[Task statement] Copy out every record below with complete accuracy.

[Stored items]
=-=-=-=-=

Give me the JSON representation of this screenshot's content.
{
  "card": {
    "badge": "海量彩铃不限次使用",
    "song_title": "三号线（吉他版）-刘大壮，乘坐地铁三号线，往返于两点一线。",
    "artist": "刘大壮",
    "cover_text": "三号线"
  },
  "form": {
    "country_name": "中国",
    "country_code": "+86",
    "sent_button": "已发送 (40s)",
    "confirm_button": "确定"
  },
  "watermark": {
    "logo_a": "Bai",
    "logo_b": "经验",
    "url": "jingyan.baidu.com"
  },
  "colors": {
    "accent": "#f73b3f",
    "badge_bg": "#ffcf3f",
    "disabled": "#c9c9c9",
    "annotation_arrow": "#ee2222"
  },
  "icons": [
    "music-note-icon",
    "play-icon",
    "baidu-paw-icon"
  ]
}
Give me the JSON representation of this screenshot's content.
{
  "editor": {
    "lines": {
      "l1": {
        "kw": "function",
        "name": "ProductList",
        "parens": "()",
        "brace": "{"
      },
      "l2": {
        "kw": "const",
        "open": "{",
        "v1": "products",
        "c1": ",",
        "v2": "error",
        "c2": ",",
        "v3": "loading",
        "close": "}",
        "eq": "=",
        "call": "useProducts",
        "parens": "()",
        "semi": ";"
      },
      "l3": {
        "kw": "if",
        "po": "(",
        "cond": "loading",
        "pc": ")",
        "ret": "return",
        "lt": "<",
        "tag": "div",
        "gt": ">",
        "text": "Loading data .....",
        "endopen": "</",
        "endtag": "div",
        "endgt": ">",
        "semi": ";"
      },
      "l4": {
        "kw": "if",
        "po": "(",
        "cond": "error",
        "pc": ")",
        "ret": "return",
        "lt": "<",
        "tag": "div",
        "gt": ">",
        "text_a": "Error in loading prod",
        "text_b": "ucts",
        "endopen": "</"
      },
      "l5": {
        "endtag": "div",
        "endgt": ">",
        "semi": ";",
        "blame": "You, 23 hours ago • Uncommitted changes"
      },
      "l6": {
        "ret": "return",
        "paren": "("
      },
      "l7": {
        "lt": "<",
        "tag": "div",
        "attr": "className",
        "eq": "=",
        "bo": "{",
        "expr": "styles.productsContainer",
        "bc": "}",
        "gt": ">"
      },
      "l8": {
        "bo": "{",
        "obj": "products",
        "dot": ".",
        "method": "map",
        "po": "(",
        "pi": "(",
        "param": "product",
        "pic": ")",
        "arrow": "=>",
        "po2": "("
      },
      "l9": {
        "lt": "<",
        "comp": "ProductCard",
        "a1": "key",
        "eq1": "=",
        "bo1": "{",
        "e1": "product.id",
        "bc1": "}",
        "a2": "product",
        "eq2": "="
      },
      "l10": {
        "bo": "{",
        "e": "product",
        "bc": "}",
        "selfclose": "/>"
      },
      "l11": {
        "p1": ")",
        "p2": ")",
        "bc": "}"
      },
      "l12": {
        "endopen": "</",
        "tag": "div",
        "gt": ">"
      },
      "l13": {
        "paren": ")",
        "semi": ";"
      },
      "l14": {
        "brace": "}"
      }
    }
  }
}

=-=-=-=-=

[Worked solution]
Give me the JSON representation of this screenshot's content.
{
  "card": {
    "badge": "海量彩铃不限次使用",
    "song_title": "三号线（吉他版）-刘大壮，乘坐地铁三号线，往返于两点一线。",
    "artist": "刘大壮",
    "cover_text": "三号线"
  },
  "form": {
    "country_name": "中国",
    "country_code": "+86",
    "sent_button": "已发送 (40s)",
    "confirm_button": "确定"
  },
  "watermark": {
    "logo_a": "Bai",
    "logo_b": "经验",
    "url": "jingyan.baidu.com"
  },
  "colors": {
    "accent": "#f73b3f",
    "badge_bg": "#ffcf3f",
    "disabled": "#c9c9c9",
    "annotation_arrow": "#ee2222"
  },
  "icons": [
    "music-note-icon",
    "play-icon",
    "baidu-paw-icon"
  ]
}
Give me the JSON representation of this screenshot's content.
{
  "editor": {
    "lines": {
      "l1": {
        "kw": "function",
        "name": "ProductList",
        "parens": "()",
        "brace": "{"
      },
      "l2": {
        "kw": "const",
        "open": "{",
        "v1": "products",
        "c1": ",",
        "v2": "error",
        "c2": ",",
        "v3": "loading",
        "close": "}",
        "eq": "=",
        "call": "useProducts",
        "parens": "()",
        "semi": ";"
      },
      "l3": {
        "kw": "if",
        "po": "(",
        "cond": "loading",
        "pc": ")",
        "ret": "return",
        "lt": "<",
        "tag": "div",
        "gt": ">",
        "text": "Loading data .....",
        "endopen": "</",
        "endtag": "div",
        "endgt": ">",
        "semi": ";"
      },
      "l4": {
        "kw": "if",
        "po": "(",
        "cond": "error",
        "pc": ")",
        "ret": "return",
        "lt": "<",
        "tag": "div",
        "gt": ">",
        "text_a": "Error in loading prod",
        "text_b": "ucts",
        "endopen": "</"
      },
      "l5": {
        "endtag": "div",
        "endgt": ">",
        "semi": ";",
        "blame": "You, 23 hours ago • Uncommitted changes"
      },
      "l6": {
        "ret": "return",
        "paren": "("
      },
      "l7": {
        "lt": "<",
        "tag": "div",
        "attr": "className",
        "eq": "=",
        "bo": "{",
        "expr": "styles.productsContainer",
        "bc": "}",
        "gt": ">"
      },
      "l8": {
        "bo": "{",
        "obj": "products",
        "dot": ".",
        "method": "map",
        "po": "(",
        "pi": "(",
        "param": "product",
        "pic": ")",
        "arrow": "=>",
        "po2": "("
      },
      "l9": {
        "lt": "<",
        "comp": "ProductCard",
        "a1": "key",
        "eq1": "=",
        "bo1": "{",
        "e1": "product.id",
        "bc1": "}",
        "a2": "product",
        "eq2": "="
      },
      "l10": {
        "bo": "{",
        "e": "product",
        "bc": "}",
        "selfclose": "/>"
      },
      "l11": {
        "p1": ")",
        "p2": ")",
        "bc": "}"
      },
      "l12": {
        "endopen": "</",
        "tag": "div",
        "gt": ">"
      },
      "l13": {
        "paren": ")",
        "semi": ";"
      },
      "l14": {
        "brace": "}"
      }
    }
  }
}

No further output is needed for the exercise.